[Your instructions]:
Quote all entries exactly, leaving pictures aside.

========================

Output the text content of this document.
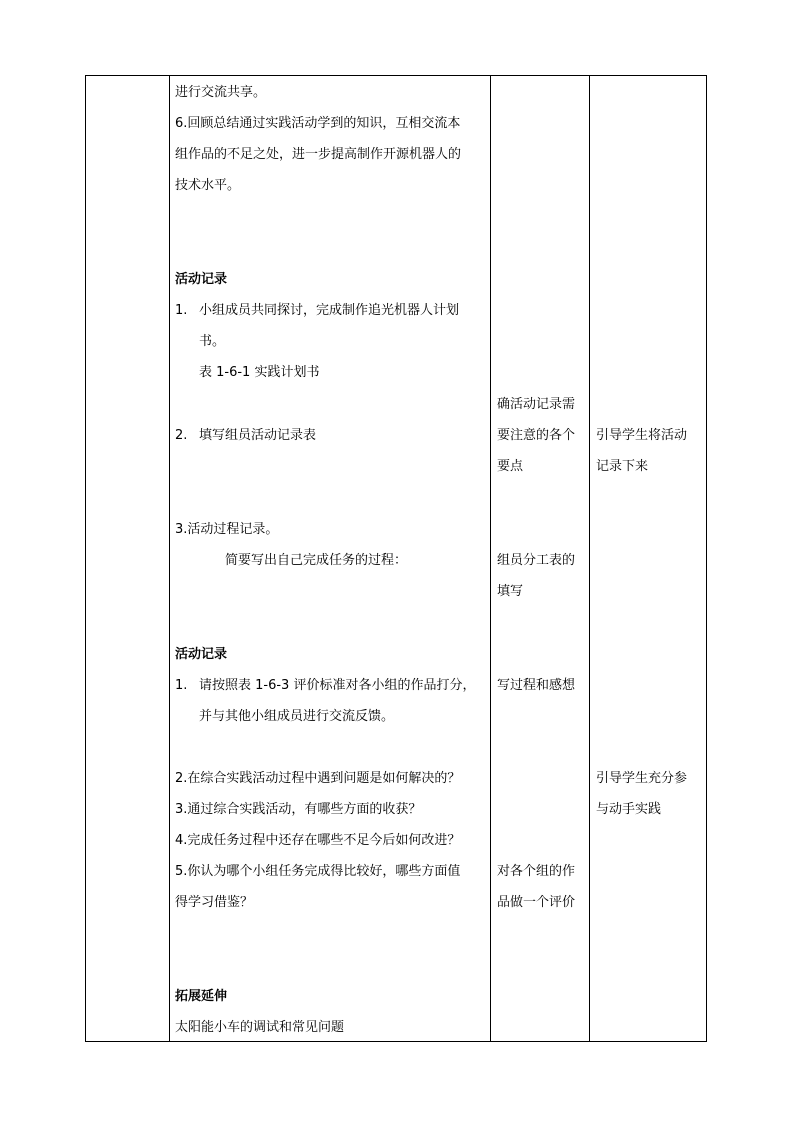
进行交流共享。
6.回顾总结通过实践活动学到的知识，互相交流本
组作品的不足之处，进一步提高制作开源机器人的
技术水平。
活动记录
1. 小组成员共同探讨，完成制作追光机器人计划
书。
表 1-6-1 实践计划书
2. 填写组员活动记录表
3.活动过程记录。
简要写出自己完成任务的过程：
活动记录
1. 请按照表 1-6-3 评价标准对各小组的作品打分，
并与其他小组成员进行交流反馈。
2.在综合实践活动过程中遇到问题是如何解决的？
3.通过综合实践活动，有哪些方面的收获？
4.完成任务过程中还存在哪些不足今后如何改进？
5.你认为哪个小组任务完成得比较好，哪些方面值
得学习借鉴？
拓展延伸
太阳能小车的调试和常见问题
确活动记录需
要注意的各个
要点
组员分工表的
填写
写过程和感想
对各个组的作
品做一个评价
引导学生将活动
记录下来
引导学生充分参
与动手实践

========================

[Solution for this problem]:
Output the text content of this document.
进行交流共享。
6.回顾总结通过实践活动学到的知识，互相交流本
组作品的不足之处，进一步提高制作开源机器人的
技术水平。
活动记录
1. 小组成员共同探讨，完成制作追光机器人计划
书。
表 1-6-1 实践计划书
2. 填写组员活动记录表
3.活动过程记录。
简要写出自己完成任务的过程：
活动记录
1. 请按照表 1-6-3 评价标准对各小组的作品打分，
并与其他小组成员进行交流反馈。
2.在综合实践活动过程中遇到问题是如何解决的？
3.通过综合实践活动，有哪些方面的收获？
4.完成任务过程中还存在哪些不足今后如何改进？
5.你认为哪个小组任务完成得比较好，哪些方面值
得学习借鉴？
拓展延伸
太阳能小车的调试和常见问题
确活动记录需
要注意的各个
要点
组员分工表的
填写
写过程和感想
对各个组的作
品做一个评价
引导学生将活动
记录下来
引导学生充分参
与动手实践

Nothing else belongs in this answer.